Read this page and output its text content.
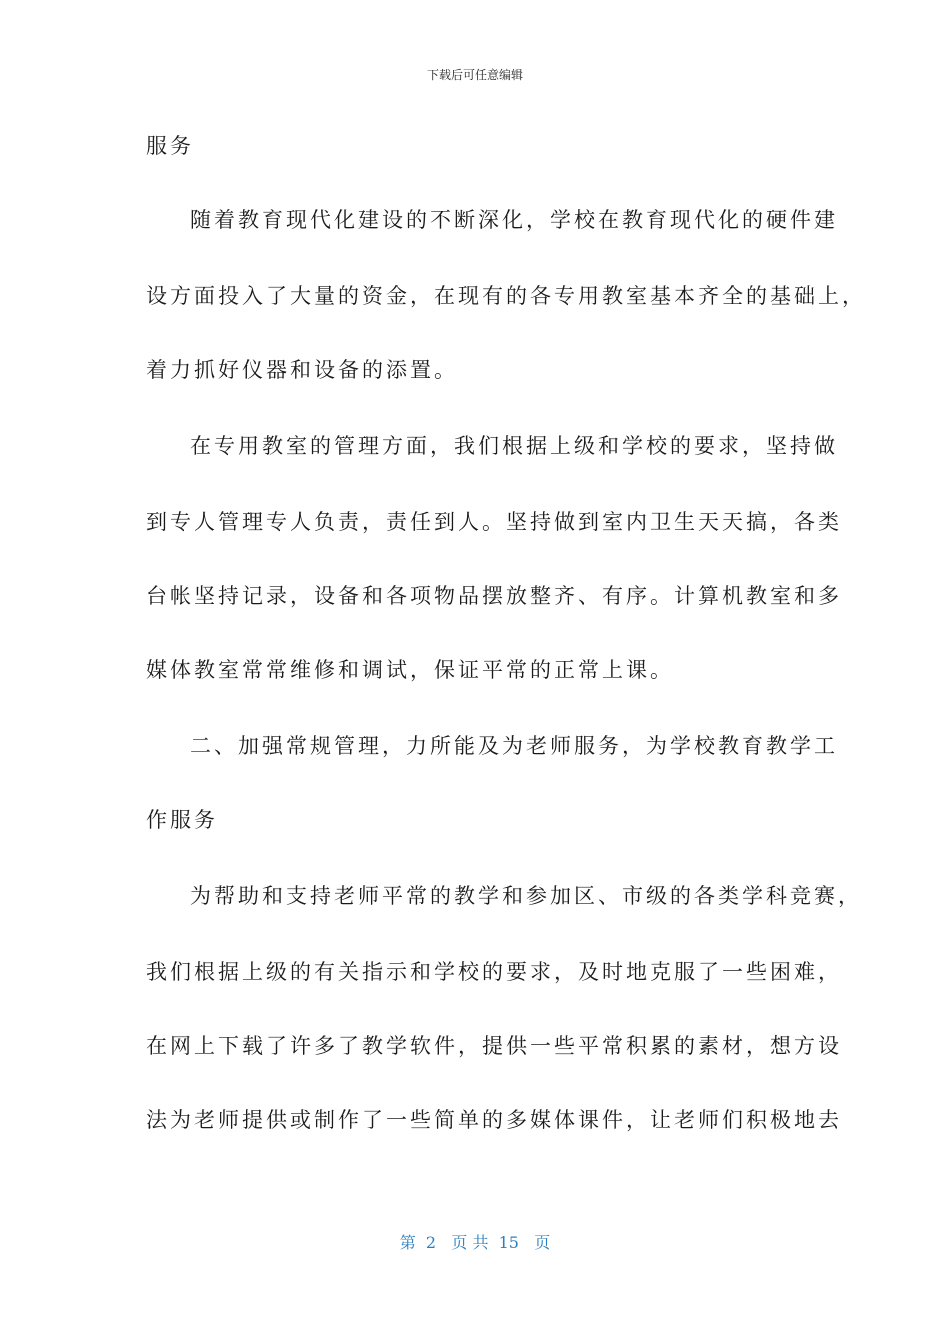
下载后可任意编辑

服务

随着教育现代化建设的不断深化，学校在教育现代化的硬件建

设方面投入了大量的资金，在现有的各专用教室基本齐全的基础上，

着力抓好仪器和设备的添置。

在专用教室的管理方面，我们根据上级和学校的要求，坚持做

到专人管理专人负责，责任到人。坚持做到室内卫生天天搞，各类

台帐坚持记录，设备和各项物品摆放整齐、有序。计算机教室和多

媒体教室常常维修和调试，保证平常的正常上课。

二、加强常规管理，力所能及为老师服务，为学校教育教学工

作服务

为帮助和支持老师平常的教学和参加区、市级的各类学科竞赛，

我们根据上级的有关指示和学校的要求，及时地克服了一些困难，

在网上下载了许多了教学软件，提供一些平常积累的素材，想方设

法为老师提供或制作了一些简单的多媒体课件，让老师们积极地去

第  2   页 共  15   页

## Work to do
Copy the records exactly as they appear, excluding images.

## Exercise solution
Read this page and output its text content.
下载后可任意编辑

服务

随着教育现代化建设的不断深化，学校在教育现代化的硬件建

设方面投入了大量的资金，在现有的各专用教室基本齐全的基础上，

着力抓好仪器和设备的添置。

在专用教室的管理方面，我们根据上级和学校的要求，坚持做

到专人管理专人负责，责任到人。坚持做到室内卫生天天搞，各类

台帐坚持记录，设备和各项物品摆放整齐、有序。计算机教室和多

媒体教室常常维修和调试，保证平常的正常上课。

二、加强常规管理，力所能及为老师服务，为学校教育教学工

作服务

为帮助和支持老师平常的教学和参加区、市级的各类学科竞赛，

我们根据上级的有关指示和学校的要求，及时地克服了一些困难，

在网上下载了许多了教学软件，提供一些平常积累的素材，想方设

法为老师提供或制作了一些简单的多媒体课件，让老师们积极地去

第  2   页 共  15   页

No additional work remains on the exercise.